- Listed entries:

- - -

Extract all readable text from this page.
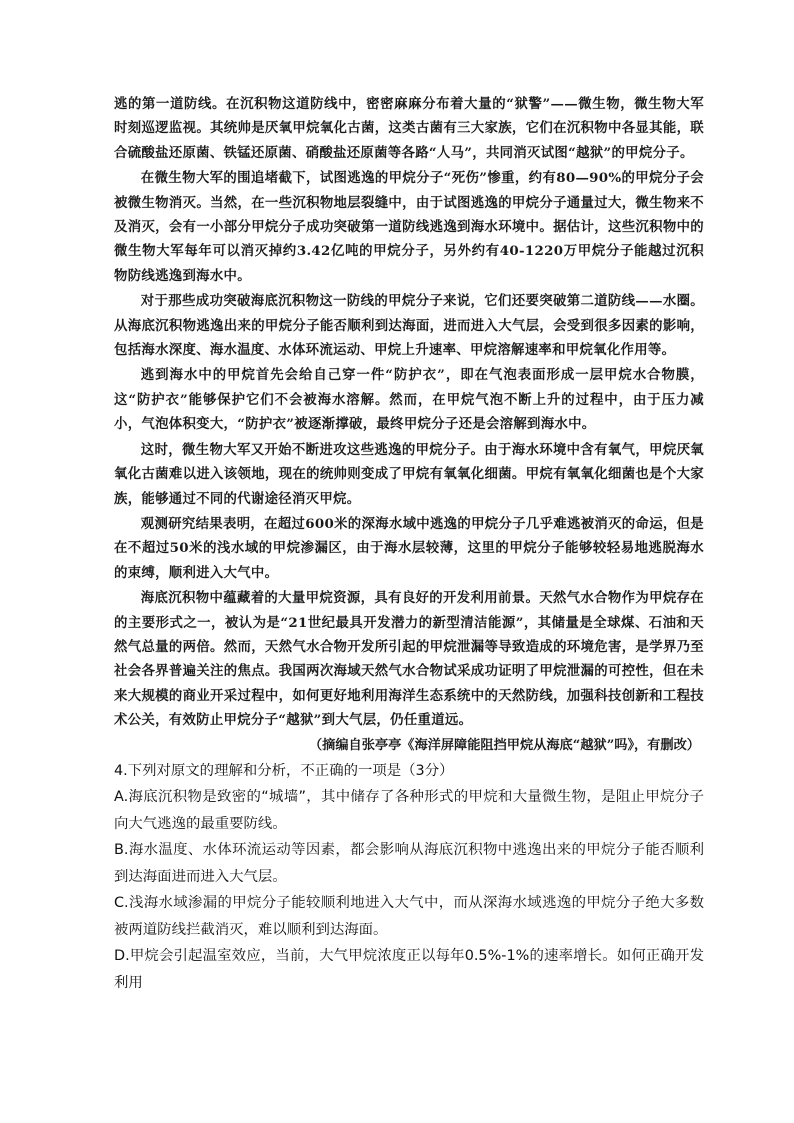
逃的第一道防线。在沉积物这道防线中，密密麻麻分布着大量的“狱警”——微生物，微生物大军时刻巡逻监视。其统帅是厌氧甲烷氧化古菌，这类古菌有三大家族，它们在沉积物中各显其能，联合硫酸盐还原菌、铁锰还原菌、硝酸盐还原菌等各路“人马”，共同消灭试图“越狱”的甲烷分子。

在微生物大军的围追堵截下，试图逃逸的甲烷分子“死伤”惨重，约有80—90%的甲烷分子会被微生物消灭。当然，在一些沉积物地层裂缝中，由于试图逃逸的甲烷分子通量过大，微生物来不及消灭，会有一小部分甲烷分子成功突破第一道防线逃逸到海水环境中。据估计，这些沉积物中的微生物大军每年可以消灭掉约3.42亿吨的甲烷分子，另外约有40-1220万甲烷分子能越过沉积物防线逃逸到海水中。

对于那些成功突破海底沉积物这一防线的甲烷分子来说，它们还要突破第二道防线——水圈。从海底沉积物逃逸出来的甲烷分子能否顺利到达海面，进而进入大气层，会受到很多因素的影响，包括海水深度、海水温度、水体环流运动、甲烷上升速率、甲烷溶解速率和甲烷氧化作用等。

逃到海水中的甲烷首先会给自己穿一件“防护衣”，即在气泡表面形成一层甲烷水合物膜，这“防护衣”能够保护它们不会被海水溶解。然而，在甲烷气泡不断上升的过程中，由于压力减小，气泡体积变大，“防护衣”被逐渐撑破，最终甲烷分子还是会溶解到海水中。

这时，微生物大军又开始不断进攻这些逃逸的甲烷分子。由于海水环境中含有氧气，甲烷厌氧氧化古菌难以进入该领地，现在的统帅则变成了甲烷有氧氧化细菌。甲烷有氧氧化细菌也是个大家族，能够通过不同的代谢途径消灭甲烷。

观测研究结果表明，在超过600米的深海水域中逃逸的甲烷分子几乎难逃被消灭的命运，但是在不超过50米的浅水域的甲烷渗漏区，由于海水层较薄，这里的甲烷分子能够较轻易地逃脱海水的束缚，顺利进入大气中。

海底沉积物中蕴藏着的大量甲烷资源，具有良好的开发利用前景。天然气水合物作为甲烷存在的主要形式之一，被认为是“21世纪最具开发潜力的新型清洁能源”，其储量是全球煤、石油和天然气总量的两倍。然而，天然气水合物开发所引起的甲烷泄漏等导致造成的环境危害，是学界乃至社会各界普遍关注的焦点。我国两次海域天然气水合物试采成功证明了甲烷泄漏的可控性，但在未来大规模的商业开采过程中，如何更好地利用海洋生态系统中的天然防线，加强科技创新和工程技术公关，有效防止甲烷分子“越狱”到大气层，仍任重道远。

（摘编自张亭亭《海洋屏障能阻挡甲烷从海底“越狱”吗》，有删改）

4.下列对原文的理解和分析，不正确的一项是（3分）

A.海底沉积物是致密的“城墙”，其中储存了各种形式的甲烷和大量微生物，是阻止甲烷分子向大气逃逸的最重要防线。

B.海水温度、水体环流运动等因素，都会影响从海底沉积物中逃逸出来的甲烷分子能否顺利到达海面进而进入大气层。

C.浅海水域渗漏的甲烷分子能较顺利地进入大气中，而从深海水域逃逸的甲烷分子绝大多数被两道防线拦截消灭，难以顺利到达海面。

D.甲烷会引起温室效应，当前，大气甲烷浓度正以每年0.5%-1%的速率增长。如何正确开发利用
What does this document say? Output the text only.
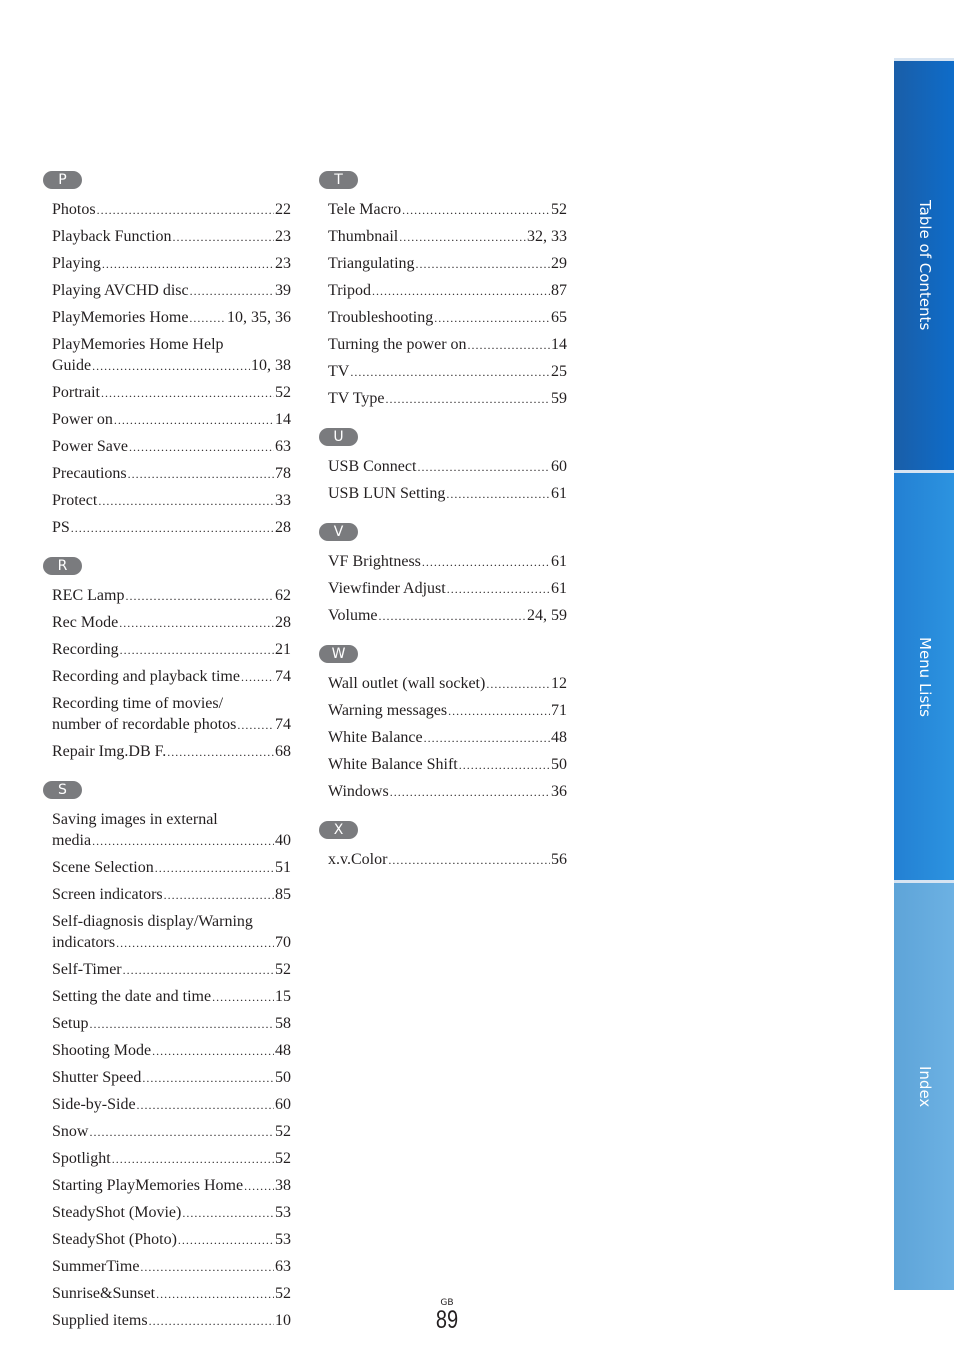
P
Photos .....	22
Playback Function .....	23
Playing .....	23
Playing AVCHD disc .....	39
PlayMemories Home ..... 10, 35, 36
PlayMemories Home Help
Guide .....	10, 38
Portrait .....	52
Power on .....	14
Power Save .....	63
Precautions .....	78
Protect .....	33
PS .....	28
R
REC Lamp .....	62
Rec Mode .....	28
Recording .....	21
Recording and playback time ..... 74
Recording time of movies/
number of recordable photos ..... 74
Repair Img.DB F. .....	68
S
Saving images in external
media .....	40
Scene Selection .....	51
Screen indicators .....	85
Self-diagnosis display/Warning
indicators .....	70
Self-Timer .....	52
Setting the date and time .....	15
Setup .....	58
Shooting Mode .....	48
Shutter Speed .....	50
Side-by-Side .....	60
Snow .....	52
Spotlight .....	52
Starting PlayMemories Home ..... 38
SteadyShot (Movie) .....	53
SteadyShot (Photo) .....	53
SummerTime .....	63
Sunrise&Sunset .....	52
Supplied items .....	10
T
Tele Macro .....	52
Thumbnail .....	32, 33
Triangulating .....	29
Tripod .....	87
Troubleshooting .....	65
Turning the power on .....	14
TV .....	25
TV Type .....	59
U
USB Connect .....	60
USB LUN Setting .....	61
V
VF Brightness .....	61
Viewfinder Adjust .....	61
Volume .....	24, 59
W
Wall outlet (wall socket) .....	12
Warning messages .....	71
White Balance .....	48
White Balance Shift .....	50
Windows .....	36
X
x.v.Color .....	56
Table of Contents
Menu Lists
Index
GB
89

- - -

- Instructions for the task:
Identify and extract each line of the listing that contains "White".

- Correct answer:
White Balance .....	48
White Balance Shift .....	50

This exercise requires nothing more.